### [Extract]
»»
I am a long-term treasury bull right now. But I would never suggest they cannot lose. However, Jeffrey Gundlach, co-founder and chief executive officer of DoubleLine Capital LP, is willing to state just that.
Please consider In Gundlach’s ‘No Normal’ World, Treasuries Can’t Lose
Jeffrey Gundlach, the star fixed-income manager whose mutual fund beat 97 percent of its rivals the past three years, has a simpler explanation for why investors have gotten the bond market so wrong this year: the aging of America.I am sympathetic to the arguments presented by Gundlach. I even made similar arguments at Wine Country Conference (videos will be available shortly).
More retirees mean a shrinking workforce, leading to less spending, slower inflation and greater demand for low-risk, income-producing investments. RBC Capital Markets, one of the 22 dealers obligated to bid at U.S. Treasury auctions, says annual growth in the working age population will slow to 0.2 percent in the coming decade from 1.2 percent in the 10 years before the financial crisis. This helps explain why the best and brightest erred in calling for a bear market in U.S. bonds -- and why benchmark Treasury yields may stay low for years to come, according to Gundlach.
“That’s one of the reasons why yields are not just going to explode on the upside,” Gundlach, who oversees $50 billion as the co-founder and chief executive officer of DoubleLine Capital LP, said in a May 7 interview with Tom Keene from Bloomberg’s headquarters in New York. “Part of this equation is the demand for income from the growing number of retirees.”
“Household income is being challenged at the paycheck-level, but increasing at the demographic level because of a great bulge of baby boomers retiring,” the 54-year-old money manager said. “Those that are working have to work that much harder to have GDP stay at the same level.”
««
### [Source material]
»»
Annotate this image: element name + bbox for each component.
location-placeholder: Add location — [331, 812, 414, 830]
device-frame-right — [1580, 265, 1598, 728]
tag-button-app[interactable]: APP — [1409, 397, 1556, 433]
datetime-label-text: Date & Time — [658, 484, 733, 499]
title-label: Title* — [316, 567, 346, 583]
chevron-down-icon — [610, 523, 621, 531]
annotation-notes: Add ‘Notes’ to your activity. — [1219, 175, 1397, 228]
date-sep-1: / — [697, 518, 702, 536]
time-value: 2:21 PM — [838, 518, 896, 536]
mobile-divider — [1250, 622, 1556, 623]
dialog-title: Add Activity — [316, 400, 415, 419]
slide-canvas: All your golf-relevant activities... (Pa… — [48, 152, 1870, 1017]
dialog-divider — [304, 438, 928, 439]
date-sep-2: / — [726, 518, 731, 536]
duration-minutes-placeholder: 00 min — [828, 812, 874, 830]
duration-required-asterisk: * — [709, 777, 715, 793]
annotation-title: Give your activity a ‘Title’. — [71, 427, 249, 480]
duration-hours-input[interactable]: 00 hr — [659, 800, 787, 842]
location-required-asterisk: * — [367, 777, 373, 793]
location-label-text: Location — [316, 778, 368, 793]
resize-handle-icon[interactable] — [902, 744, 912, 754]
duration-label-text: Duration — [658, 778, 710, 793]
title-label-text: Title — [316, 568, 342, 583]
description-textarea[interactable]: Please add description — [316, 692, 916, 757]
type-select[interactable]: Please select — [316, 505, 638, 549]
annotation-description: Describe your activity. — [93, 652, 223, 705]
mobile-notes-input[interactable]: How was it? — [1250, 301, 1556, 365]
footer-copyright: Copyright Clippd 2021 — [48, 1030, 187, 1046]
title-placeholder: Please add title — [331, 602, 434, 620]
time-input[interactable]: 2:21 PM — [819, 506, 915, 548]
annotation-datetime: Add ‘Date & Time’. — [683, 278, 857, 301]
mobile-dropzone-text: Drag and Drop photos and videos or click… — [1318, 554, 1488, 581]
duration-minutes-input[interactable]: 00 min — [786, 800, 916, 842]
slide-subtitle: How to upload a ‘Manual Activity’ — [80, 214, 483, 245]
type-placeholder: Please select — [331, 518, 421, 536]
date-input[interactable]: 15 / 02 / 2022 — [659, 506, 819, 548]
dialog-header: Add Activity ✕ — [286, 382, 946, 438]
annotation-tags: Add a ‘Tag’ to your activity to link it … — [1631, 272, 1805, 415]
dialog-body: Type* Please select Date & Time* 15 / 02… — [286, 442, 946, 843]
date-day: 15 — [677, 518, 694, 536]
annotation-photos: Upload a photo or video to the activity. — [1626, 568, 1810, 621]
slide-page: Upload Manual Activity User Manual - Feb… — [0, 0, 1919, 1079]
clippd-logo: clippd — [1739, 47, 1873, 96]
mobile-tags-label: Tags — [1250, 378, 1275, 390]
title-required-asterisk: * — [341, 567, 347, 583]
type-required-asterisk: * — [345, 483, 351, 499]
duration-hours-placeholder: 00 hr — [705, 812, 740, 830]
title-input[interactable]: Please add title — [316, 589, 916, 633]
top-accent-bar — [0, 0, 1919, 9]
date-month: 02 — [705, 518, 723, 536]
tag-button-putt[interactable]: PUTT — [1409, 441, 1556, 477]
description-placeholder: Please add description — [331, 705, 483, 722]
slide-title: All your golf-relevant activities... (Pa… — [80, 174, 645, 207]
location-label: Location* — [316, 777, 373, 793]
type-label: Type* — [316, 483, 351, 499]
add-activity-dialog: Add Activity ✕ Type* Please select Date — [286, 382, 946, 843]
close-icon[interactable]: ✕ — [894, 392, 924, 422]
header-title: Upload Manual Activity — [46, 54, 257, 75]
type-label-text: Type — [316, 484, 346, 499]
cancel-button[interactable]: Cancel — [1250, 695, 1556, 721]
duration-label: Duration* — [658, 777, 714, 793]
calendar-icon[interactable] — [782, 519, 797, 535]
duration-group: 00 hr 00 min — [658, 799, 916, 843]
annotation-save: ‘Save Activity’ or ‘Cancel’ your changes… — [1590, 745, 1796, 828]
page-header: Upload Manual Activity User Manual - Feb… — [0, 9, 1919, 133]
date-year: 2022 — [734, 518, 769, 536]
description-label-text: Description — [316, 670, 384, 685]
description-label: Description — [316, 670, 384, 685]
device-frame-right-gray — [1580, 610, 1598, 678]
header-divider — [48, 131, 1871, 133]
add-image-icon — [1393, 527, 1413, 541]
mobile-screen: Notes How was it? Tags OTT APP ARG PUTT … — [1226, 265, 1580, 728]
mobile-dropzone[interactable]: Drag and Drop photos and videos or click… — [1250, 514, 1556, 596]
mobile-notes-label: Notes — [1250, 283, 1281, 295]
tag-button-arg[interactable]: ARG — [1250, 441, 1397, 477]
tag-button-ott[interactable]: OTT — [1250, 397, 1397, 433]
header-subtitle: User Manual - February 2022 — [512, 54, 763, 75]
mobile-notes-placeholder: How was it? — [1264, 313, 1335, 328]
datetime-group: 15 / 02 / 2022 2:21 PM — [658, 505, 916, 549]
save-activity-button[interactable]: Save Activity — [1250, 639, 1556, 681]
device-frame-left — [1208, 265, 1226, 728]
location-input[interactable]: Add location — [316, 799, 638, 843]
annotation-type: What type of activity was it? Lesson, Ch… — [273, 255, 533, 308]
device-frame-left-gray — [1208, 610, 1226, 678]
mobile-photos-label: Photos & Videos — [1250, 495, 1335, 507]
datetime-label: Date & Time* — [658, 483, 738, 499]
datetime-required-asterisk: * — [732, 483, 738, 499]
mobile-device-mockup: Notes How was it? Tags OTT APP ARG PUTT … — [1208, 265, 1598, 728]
««
### [Exercise brief]
Pick up the passage on Jeffrey Gundlach's view of Treasuries where it stops and continue it.

### [Response box]
The number of Americans 65 years old or more will balloon by 14.5 million this decade, the biggest increase versus the total population going back to 1900, according to data compiled by the Census Bureau. The ranks of the elderly will double over the first three decades of this century to 72 million and equal almost 20 percent of the population.
Older Americans will also buy more Treasuries for steady, low-risk income, said Gundlach, who was named “Money Manager of the Year” by Institutional Investor magazine for 2013.
However, it is a huge mistake to suggest something is 0% or 100%. No one knows for certain what the Fed will do, how the US economy will react, or how the global economy will react.
Treasuries can lose here, and they might, even though my bet is with Gundlach. Moreover, analysis should not stop there. For example, 5-year treasuries may lose money even if 30-year treasuries gain.
I like treasuries here, especially long-duration, but it is hugely wrong to make statements "treasuries cannot lose".